■ Exercise task ■
Pick out each line below containing "mobile".
##############################
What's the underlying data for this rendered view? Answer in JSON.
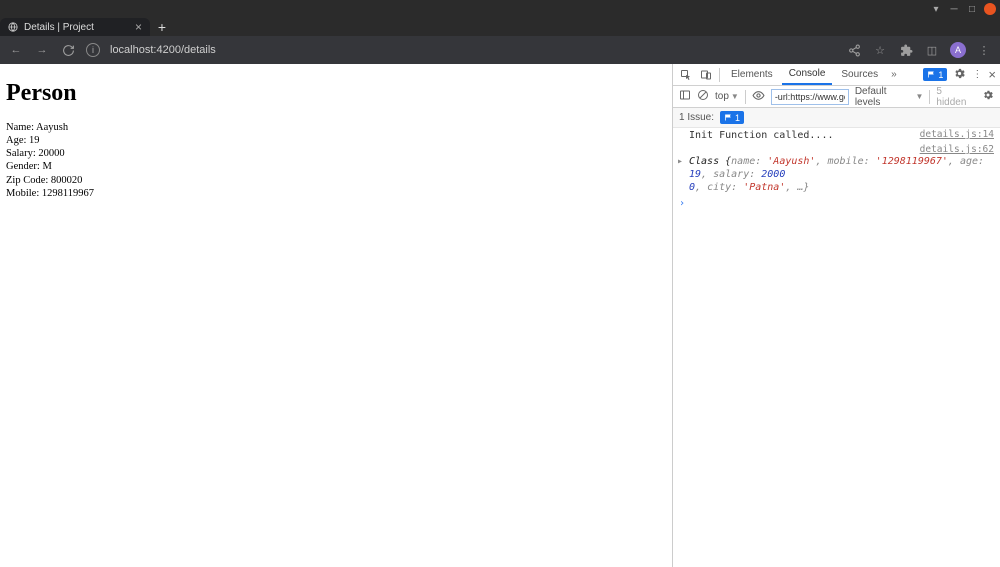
{
  "browser": {
    "tab_title": "Details | Project",
    "url": "localhost:4200/details"
  },
  "page": {
    "heading": "Person",
    "lines": {
      "name": "Name: Aayush",
      "age": "Age: 19",
      "salary": "Salary: 20000",
      "gender": "Gender: M",
      "zip": "Zip Code: 800020",
      "mobile": "Mobile: 1298119967"
    }
  },
  "devtools": {
    "tabs": {
      "elements": "Elements",
      "console": "Console",
      "sources": "Sources"
    },
    "error_count": "1",
    "toolbar": {
      "context": "top",
      "filter_value": "-url:https://www.ge",
      "levels": "Default levels",
      "hidden": "5 hidden"
    },
    "issues": {
      "label": "1 Issue:",
      "count": "1"
    },
    "logs": {
      "l1_src": "details.js:14",
      "l1_msg": "Init Function called....",
      "l2_src": "details.js:62",
      "l2_kw": "Class ",
      "l2_open": "{",
      "l2_p1": "name: ",
      "l2_v1": "'Aayush'",
      "l2_c1": ", ",
      "l2_p2": "mobile: ",
      "l2_v2": "'1298119967'",
      "l2_c2": ", ",
      "l2_p3": "age: ",
      "l2_v3": "19",
      "l2_c3": ", ",
      "l2_p4": "salary: ",
      "l2_v4a": "2000",
      "l2_v4b": "0",
      "l2_c4": ", ",
      "l2_p5": "city: ",
      "l2_v5": "'Patna'",
      "l2_rest": ", …}"
    }
  }
}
##############################
■ Solution for this exercise ■
      "mobile": "Mobile: 1298119967"
      "l2_p2": "mobile: ",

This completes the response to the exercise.